* begin *
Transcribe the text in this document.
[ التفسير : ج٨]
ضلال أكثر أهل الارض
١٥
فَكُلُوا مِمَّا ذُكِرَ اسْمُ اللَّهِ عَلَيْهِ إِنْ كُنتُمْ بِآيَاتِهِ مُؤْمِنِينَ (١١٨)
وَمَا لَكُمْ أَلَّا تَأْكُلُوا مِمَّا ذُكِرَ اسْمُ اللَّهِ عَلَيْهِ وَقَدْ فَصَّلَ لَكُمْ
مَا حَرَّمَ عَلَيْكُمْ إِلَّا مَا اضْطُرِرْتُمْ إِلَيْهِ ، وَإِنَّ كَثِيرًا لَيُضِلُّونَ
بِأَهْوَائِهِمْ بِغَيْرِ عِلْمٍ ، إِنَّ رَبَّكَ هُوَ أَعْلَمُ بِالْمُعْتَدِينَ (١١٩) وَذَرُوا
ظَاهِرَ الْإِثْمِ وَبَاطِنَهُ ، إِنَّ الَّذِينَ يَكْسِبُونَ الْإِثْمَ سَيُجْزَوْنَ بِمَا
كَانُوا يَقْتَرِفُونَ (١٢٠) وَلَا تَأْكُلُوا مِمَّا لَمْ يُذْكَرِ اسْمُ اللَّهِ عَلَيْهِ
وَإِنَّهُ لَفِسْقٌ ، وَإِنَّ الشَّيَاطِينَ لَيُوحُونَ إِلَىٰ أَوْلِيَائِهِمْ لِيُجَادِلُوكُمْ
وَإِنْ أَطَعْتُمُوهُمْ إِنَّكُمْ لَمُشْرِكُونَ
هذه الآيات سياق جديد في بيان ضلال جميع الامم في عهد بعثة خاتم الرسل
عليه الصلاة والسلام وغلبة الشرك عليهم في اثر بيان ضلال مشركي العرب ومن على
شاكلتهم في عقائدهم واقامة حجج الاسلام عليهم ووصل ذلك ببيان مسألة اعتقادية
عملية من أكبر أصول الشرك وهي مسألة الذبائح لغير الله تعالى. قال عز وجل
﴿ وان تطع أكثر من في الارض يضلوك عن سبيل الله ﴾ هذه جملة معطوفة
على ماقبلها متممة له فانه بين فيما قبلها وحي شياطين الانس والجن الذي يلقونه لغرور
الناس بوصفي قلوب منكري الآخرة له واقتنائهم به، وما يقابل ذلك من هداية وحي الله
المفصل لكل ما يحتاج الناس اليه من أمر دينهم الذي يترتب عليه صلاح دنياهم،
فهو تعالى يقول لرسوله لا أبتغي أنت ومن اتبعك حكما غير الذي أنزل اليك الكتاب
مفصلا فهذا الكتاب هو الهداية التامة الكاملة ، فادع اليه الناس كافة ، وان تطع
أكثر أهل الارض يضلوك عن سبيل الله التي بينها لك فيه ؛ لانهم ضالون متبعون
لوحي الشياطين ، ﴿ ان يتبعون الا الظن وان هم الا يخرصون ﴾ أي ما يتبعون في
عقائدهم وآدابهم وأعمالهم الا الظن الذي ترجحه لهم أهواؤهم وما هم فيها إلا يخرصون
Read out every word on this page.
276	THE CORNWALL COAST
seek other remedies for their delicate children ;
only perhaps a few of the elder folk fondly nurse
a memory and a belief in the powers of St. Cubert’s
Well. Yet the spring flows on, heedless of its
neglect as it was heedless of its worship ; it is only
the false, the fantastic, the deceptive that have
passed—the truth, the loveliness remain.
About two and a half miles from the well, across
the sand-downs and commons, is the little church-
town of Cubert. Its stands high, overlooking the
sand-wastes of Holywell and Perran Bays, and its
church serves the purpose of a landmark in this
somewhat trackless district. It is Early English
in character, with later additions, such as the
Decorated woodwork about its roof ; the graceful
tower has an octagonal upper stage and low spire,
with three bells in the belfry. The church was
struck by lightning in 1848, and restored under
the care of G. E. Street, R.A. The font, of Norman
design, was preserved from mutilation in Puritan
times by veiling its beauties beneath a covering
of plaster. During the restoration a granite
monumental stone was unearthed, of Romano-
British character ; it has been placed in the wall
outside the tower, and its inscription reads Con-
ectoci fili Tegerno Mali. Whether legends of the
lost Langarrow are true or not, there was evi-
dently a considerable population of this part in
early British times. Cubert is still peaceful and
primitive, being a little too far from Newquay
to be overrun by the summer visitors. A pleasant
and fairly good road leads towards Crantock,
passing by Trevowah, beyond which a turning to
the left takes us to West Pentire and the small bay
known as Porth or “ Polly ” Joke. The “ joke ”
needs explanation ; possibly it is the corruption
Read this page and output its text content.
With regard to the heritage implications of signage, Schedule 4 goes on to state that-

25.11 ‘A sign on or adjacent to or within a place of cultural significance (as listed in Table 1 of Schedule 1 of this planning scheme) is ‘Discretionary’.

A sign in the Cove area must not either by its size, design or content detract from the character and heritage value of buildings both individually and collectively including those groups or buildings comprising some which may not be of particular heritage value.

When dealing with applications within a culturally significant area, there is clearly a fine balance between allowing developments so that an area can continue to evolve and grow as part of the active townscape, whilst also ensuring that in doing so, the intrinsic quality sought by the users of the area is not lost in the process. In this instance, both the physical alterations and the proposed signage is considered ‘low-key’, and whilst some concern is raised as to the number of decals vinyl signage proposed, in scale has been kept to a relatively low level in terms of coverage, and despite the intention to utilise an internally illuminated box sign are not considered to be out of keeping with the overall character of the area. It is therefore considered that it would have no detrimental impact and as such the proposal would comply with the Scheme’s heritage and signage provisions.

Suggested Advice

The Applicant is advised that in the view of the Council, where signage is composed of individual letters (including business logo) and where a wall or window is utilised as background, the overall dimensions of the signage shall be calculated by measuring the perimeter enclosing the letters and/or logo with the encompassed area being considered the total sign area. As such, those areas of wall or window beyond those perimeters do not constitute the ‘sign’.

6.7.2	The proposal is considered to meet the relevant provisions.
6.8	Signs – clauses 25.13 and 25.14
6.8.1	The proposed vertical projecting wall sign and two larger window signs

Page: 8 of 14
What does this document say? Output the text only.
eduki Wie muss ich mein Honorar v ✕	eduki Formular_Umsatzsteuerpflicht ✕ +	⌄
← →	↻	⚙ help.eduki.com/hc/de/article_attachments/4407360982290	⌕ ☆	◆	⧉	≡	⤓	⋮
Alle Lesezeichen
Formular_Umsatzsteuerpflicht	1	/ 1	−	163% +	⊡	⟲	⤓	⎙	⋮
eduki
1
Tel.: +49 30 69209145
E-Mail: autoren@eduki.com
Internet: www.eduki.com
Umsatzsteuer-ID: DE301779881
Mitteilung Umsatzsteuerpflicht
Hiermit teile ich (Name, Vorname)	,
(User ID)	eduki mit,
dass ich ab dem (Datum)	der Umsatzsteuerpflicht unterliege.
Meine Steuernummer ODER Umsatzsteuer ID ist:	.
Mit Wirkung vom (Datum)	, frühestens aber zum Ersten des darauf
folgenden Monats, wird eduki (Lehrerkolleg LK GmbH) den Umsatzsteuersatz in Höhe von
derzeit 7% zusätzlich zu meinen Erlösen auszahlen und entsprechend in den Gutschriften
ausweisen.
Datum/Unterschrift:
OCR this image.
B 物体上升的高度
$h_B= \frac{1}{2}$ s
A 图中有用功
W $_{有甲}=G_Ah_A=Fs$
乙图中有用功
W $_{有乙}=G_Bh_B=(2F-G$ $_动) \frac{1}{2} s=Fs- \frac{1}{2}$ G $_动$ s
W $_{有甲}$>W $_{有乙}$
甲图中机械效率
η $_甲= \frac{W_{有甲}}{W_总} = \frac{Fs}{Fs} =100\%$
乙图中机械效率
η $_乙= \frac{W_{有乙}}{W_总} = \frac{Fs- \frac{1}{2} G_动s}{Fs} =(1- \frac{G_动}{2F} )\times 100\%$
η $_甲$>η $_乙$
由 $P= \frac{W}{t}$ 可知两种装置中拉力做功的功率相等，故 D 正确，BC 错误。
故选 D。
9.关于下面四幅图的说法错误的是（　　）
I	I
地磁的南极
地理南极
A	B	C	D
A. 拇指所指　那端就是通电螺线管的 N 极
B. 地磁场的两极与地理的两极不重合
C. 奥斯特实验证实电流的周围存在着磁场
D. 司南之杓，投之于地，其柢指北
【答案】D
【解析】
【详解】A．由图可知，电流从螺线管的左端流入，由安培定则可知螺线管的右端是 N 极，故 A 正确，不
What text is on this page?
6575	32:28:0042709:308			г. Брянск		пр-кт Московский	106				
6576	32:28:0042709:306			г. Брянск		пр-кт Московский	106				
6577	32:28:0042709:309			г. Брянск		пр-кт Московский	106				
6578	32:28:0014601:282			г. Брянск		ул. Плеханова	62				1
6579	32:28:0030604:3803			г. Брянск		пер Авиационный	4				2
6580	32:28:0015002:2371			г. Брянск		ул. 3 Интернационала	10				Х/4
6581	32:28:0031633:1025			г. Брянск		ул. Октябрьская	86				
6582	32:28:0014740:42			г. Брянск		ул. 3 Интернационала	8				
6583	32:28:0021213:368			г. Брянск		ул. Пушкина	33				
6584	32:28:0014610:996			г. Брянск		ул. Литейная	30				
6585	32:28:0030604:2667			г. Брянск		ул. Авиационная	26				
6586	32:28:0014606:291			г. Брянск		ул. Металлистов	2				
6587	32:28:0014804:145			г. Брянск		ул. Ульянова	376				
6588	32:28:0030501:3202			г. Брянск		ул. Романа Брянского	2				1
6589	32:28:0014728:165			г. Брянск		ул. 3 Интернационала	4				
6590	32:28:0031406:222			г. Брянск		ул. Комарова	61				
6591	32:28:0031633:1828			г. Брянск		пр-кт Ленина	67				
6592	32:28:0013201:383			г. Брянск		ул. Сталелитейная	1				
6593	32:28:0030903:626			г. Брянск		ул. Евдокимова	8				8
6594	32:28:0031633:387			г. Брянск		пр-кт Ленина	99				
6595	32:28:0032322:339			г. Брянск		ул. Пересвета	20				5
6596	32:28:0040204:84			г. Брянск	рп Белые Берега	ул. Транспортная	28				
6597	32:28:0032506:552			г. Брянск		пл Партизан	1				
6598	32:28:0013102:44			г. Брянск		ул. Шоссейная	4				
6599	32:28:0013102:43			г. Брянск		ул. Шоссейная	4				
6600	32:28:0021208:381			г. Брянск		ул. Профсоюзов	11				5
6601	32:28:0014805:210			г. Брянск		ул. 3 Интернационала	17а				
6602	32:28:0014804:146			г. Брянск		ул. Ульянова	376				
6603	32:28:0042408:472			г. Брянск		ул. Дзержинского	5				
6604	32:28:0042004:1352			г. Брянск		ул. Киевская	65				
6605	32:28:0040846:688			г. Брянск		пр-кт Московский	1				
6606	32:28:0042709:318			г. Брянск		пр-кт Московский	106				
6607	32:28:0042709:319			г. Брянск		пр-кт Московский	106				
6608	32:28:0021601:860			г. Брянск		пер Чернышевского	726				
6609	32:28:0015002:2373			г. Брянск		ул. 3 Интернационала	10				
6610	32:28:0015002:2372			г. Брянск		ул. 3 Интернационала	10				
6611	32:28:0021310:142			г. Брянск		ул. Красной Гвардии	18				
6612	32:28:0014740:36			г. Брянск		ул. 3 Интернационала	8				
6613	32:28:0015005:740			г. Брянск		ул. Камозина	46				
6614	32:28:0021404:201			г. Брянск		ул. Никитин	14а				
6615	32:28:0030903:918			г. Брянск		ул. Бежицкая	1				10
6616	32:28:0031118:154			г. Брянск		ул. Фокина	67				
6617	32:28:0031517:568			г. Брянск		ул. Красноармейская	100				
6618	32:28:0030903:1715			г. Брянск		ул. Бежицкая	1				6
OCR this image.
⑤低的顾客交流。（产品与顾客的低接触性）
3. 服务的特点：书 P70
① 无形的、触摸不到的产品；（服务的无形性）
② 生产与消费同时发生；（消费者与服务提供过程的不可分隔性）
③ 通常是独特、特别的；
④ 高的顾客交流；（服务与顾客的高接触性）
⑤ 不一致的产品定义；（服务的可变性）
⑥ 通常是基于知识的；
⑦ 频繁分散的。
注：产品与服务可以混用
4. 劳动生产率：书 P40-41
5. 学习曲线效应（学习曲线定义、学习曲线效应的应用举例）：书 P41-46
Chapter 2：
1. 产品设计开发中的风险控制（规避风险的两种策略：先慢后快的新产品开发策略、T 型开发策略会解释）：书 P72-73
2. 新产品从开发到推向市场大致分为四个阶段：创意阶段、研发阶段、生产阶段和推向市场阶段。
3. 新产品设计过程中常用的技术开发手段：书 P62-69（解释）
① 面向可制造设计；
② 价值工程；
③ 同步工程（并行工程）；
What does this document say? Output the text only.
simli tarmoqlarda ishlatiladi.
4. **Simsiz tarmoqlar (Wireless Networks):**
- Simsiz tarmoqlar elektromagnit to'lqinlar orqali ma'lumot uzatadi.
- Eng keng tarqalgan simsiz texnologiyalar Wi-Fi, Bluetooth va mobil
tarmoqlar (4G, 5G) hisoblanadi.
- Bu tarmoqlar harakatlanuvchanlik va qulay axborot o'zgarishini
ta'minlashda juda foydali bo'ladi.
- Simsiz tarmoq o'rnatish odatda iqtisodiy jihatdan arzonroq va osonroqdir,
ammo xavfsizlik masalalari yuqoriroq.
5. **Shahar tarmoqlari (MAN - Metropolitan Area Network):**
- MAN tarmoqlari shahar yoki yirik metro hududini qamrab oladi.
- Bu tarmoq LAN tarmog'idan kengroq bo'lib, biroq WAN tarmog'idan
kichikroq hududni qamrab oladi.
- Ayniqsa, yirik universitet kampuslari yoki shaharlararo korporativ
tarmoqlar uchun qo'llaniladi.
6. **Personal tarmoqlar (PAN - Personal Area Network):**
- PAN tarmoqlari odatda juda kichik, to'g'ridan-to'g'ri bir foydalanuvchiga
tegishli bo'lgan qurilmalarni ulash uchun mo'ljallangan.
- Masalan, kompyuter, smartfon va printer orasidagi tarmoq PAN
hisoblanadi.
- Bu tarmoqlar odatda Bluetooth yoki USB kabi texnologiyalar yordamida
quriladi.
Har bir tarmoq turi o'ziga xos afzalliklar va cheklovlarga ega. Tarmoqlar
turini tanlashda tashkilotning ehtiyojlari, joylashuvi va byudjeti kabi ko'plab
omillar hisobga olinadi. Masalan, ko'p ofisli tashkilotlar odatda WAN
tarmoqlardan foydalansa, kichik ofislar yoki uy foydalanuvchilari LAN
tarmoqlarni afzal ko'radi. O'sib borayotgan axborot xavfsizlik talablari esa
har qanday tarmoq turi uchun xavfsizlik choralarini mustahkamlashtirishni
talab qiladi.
* end *
Where a line holds "design", copy it out.

— EXERCISE SOLUTION —
design, was preserved from mutilation in Puritan
A sign in the Cove area must not either by its size, design or content detract from the character and heritage value of buildings both individually and collectively including those groups or buildings comprising some which may not be of particular heritage value.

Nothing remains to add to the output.